Required work
Transcribe the stretch of entries from their start through the line containing "The processing unit 120 is at (410, 253).", including both ends. Leave the pictures out of your answer.
— START —
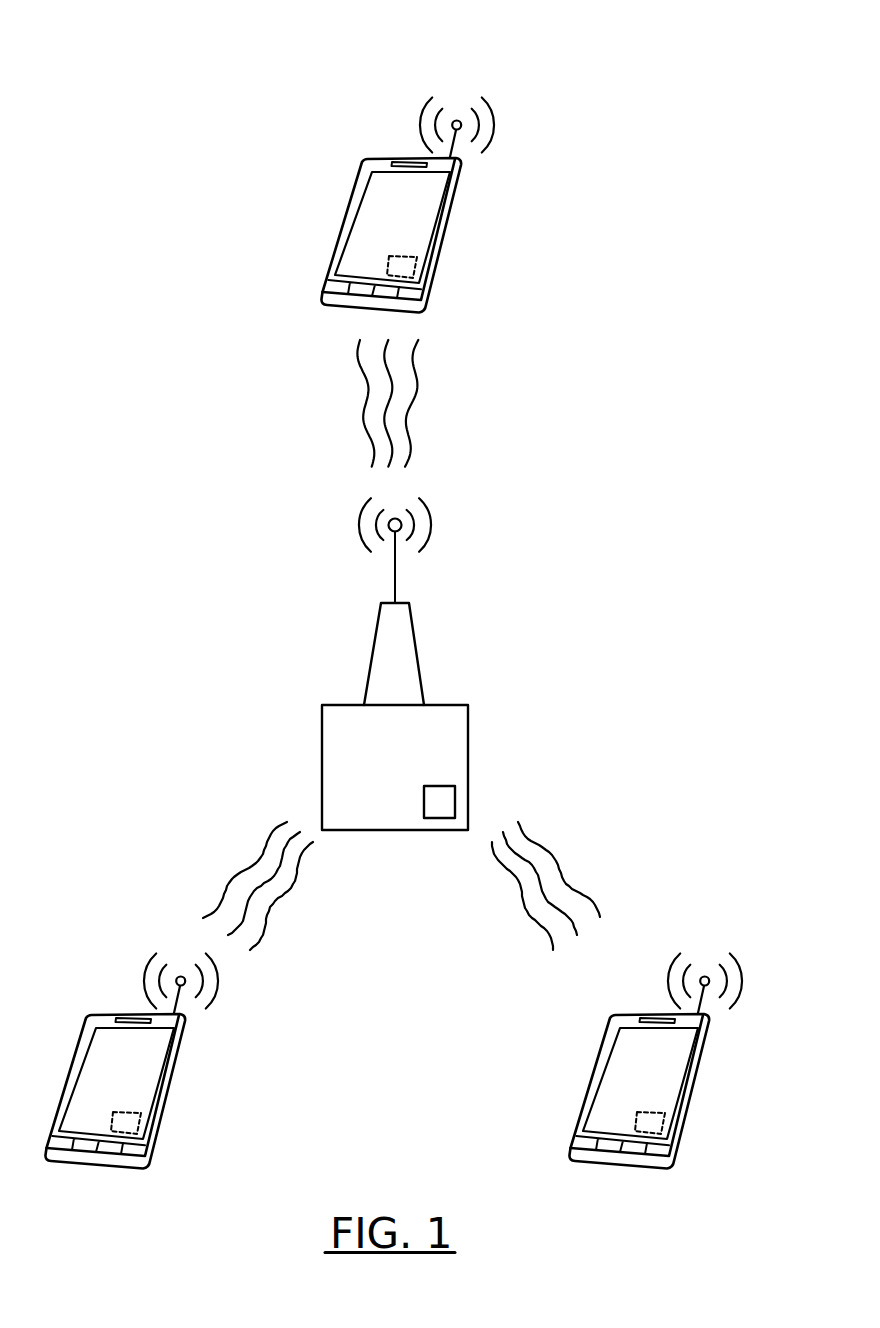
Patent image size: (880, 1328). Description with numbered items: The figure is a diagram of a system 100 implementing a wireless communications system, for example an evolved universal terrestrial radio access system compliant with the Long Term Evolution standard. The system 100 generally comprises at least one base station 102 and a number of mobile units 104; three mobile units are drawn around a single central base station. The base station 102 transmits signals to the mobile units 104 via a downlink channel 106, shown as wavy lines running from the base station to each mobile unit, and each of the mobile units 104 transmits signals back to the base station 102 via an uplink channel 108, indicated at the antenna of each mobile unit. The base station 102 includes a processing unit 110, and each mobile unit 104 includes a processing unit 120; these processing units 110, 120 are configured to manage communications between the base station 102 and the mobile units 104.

The system 100 is at (222, 42).
The base station 102 is at (347, 705).
The mobile unit 104 is at (385, 156).
The downlink channel 106 is at (363, 388).
The uplink channel 108 is at (495, 127).
The processing unit 110 is at (423, 812).
The processing unit 120 is at (410, 253).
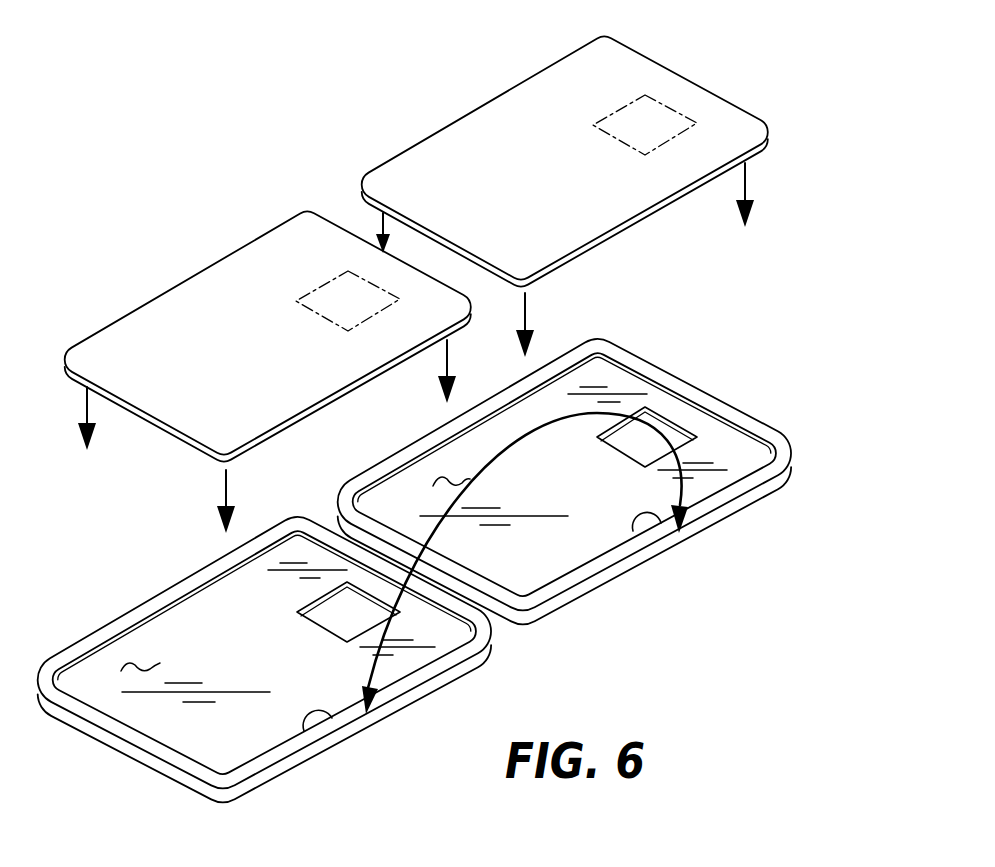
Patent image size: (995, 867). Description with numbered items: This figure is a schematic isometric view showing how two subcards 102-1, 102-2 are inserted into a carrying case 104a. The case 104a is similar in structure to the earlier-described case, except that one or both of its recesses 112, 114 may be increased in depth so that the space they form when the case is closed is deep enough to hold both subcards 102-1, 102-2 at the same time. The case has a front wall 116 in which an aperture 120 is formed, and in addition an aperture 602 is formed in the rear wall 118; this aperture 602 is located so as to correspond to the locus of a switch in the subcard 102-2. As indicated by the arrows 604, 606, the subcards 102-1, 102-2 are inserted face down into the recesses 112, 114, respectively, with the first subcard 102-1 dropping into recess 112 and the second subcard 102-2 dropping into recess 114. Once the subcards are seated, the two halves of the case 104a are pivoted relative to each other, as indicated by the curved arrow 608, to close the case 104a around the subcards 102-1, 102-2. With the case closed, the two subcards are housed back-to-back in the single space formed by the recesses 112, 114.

The subcard 102-1 is at (518, 74).
The subcard 102-2 is at (220, 251).
The carrying case 104a is at (598, 643).
The recess 112 is at (676, 538).
The recess 114 is at (333, 718).
The front wall 116 is at (452, 480).
The rear wall 118 is at (142, 664).
The aperture 120 is at (655, 415).
The aperture 602 is at (318, 619).
The arrow 604 is at (527, 310).
The arrow 606 is at (224, 487).
The arrow 608 is at (538, 433).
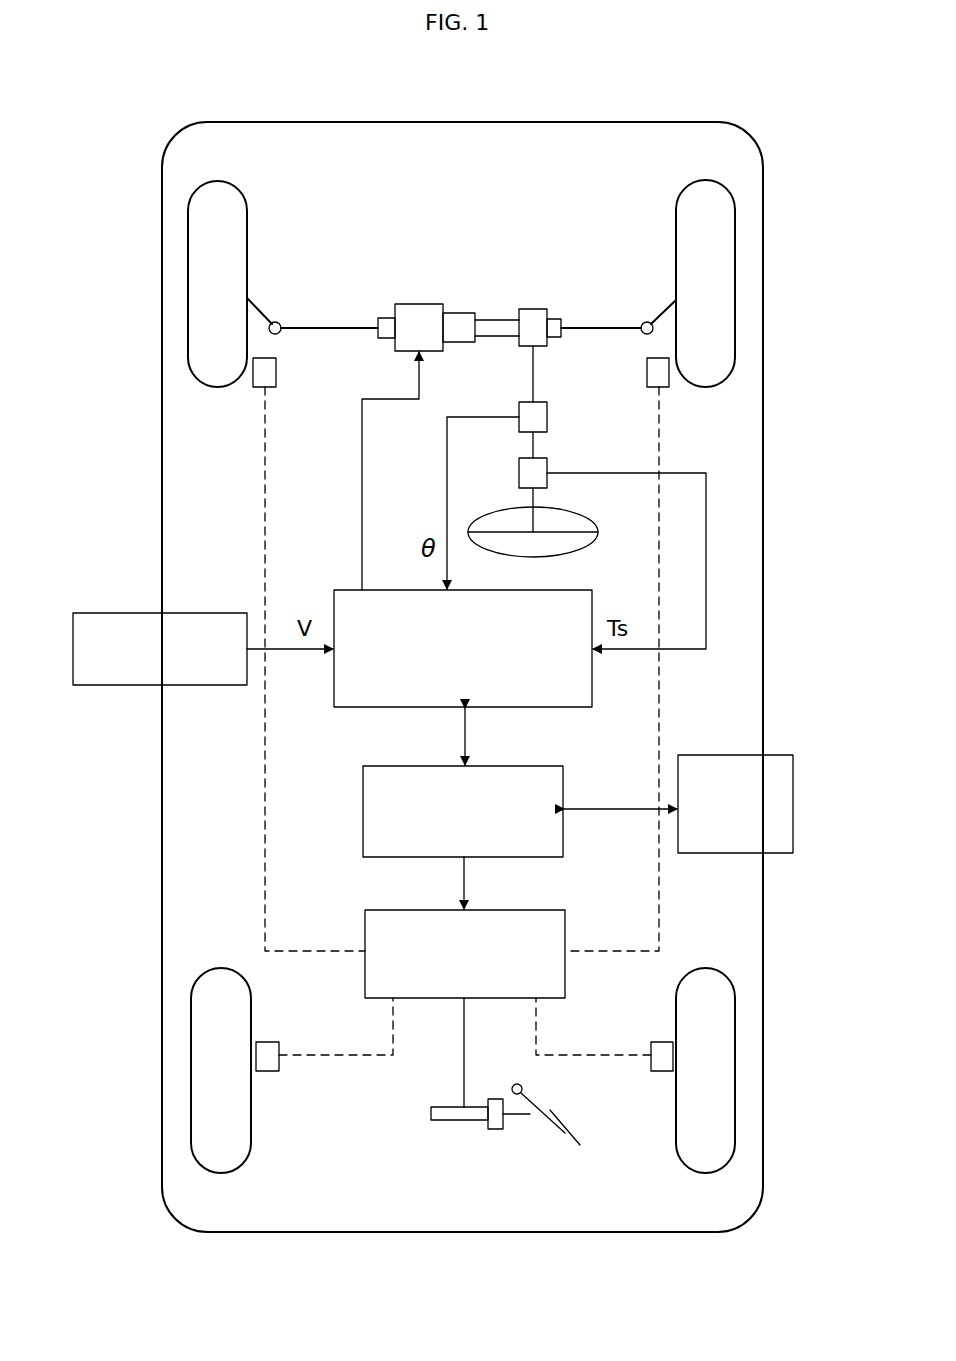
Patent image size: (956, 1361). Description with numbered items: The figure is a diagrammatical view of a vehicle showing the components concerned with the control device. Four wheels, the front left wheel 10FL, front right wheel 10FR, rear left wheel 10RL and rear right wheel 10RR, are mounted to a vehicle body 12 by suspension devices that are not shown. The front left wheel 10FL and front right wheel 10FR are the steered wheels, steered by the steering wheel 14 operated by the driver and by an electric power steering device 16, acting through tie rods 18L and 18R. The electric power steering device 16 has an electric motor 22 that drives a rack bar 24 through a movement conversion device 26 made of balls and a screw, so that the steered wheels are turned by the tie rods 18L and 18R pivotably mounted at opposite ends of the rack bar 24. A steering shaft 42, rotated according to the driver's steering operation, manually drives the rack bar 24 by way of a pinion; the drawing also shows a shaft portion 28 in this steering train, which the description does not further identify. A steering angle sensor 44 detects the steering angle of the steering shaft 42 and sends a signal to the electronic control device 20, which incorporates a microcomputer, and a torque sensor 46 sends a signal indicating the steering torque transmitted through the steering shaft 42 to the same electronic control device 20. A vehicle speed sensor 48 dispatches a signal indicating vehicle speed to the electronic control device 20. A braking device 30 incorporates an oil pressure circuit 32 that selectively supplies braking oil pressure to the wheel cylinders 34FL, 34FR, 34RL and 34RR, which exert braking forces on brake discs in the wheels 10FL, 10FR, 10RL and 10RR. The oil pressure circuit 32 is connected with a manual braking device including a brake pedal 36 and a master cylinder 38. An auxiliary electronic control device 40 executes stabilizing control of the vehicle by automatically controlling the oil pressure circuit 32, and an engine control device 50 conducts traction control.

The front left wheel 10FL is at (188, 298).
The front right wheel 10FR is at (735, 297).
The rear left wheel 10RL is at (191, 1077).
The rear right wheel 10RR is at (735, 1077).
The vehicle body 12 is at (763, 563).
The steering wheel 14 is at (577, 514).
The electric power steering device 16 is at (461, 313).
The tie rod 18L is at (262, 312).
The tie rod 18R is at (660, 312).
The electronic control device 20 is at (463, 648).
The electric motor 22 is at (416, 304).
The rack bar 24 is at (310, 330).
The movement conversion device 26 is at (461, 342).
The pinion shaft 28 is at (493, 310).
The braking device 30 is at (486, 1122).
The oil pressure circuit 32 is at (465, 954).
The wheel cylinder 34FL is at (276, 374).
The wheel cylinder 34FR is at (647, 372).
The wheel cylinder 34RL is at (265, 1042).
The wheel cylinder 34RR is at (662, 1042).
The brake pedal 36 is at (575, 1135).
The master cylinder 38 is at (448, 1122).
The auxiliary electronic control device 40 is at (463, 811).
The steering shaft 42 is at (536, 366).
The steering angle sensor 44 is at (547, 418).
The torque sensor 46 is at (519, 476).
The vehicle speed sensor 48 is at (197, 613).
The engine control device 50 is at (708, 855).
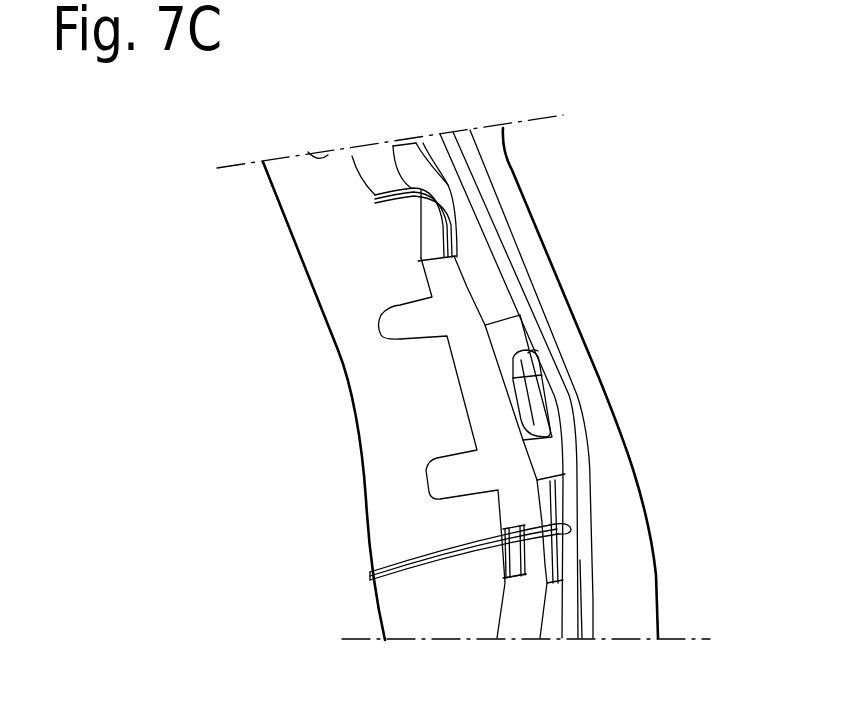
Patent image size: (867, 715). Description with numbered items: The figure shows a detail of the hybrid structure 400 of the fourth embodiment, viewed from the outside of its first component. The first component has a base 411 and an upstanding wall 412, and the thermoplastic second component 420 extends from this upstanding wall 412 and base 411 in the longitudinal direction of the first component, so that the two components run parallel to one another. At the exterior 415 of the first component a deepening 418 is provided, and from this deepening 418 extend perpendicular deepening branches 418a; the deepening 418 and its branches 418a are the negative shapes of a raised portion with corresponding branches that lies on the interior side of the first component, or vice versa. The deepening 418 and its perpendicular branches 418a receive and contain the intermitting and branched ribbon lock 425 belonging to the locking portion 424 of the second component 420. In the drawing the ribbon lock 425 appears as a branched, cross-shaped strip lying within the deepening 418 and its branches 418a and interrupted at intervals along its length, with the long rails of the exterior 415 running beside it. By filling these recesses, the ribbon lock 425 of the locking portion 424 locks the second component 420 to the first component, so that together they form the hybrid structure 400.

The hybrid structure 400 is at (605, 325).
The base 411 is at (550, 507).
The upstanding wall 412 is at (580, 582).
The exterior 415 is at (467, 265).
The deepening 418 is at (418, 224).
The perpendicular deepening branches 418a is at (497, 275).
The thermoplastic second component 420 is at (540, 460).
The locking portion 424 is at (483, 395).
The ribbon lock 425 is at (368, 158).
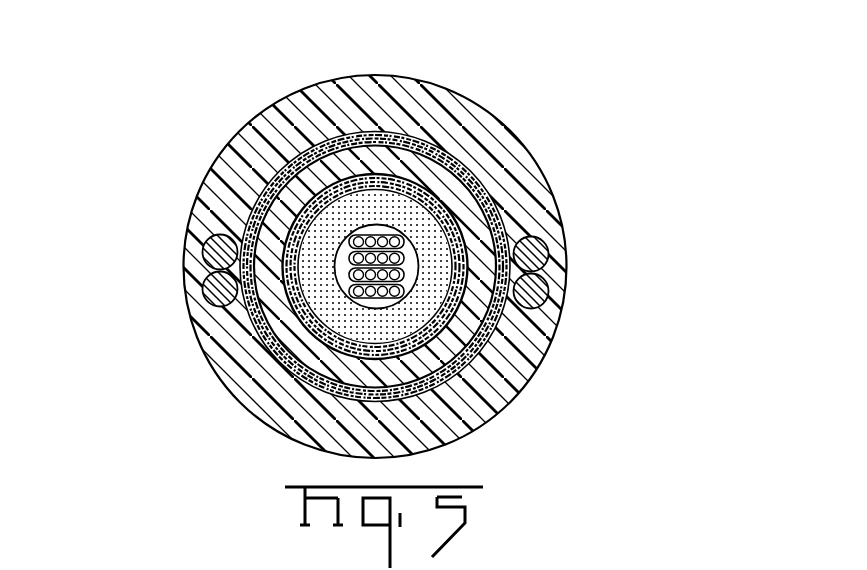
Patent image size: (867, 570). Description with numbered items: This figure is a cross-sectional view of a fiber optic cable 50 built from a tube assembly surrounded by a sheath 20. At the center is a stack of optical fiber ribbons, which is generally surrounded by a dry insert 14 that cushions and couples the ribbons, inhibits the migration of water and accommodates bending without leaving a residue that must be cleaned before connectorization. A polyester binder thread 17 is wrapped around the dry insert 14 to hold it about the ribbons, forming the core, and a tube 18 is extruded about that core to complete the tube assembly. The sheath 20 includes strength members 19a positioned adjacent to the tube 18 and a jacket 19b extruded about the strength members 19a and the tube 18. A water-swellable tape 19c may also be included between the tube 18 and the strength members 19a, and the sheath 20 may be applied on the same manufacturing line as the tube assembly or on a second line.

The cable 50 is at (232, 100).
The sheath 20 is at (245, 148).
The polyester binder thread 17 is at (373, 132).
The tube 18 is at (437, 175).
The dry insert 14 is at (457, 227).
The strength members 19a is at (218, 243).
The jacket 19b is at (227, 355).
The water-swellable tape 19c is at (497, 333).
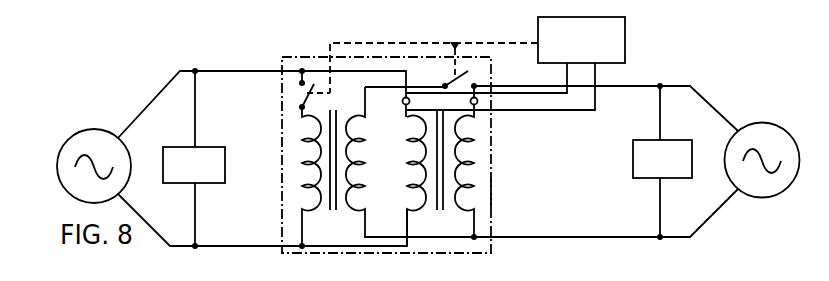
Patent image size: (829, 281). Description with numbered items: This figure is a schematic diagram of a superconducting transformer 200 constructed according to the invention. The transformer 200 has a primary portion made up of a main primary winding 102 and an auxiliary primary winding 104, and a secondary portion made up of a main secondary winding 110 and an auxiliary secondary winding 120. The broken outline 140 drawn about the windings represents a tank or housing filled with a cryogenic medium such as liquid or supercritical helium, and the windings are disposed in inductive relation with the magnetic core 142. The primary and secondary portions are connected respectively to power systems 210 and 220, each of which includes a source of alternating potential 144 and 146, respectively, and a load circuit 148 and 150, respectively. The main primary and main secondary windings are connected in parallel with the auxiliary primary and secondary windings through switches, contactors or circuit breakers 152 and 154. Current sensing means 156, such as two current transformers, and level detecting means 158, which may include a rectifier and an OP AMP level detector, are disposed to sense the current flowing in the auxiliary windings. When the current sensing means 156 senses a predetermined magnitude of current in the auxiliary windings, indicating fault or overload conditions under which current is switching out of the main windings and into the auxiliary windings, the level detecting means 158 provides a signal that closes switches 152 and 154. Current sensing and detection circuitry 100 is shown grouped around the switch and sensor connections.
— END —
The result
Patent image size: (880, 1328). Description with numbered items: The figure is a diagram of a system 100 implementing a wireless communications system, for example an evolved universal terrestrial radio access system compliant with the Long Term Evolution standard. The system 100 generally comprises at least one base station 102 and a number of mobile units 104; three mobile units are drawn around a single central base station. The base station 102 transmits signals to the mobile units 104 via a downlink channel 106, shown as wavy lines running from the base station to each mobile unit, and each of the mobile units 104 transmits signals back to the base station 102 via an uplink channel 108, indicated at the antenna of each mobile unit. The base station 102 includes a processing unit 110, and each mobile unit 104 includes a processing unit 120; these processing units 110, 120 are configured to manage communications between the base station 102 and the mobile units 104.

The system 100 is at (222, 42).
The base station 102 is at (347, 705).
The mobile unit 104 is at (385, 156).
The downlink channel 106 is at (363, 388).
The uplink channel 108 is at (495, 127).
The processing unit 110 is at (423, 812).
The processing unit 120 is at (410, 253).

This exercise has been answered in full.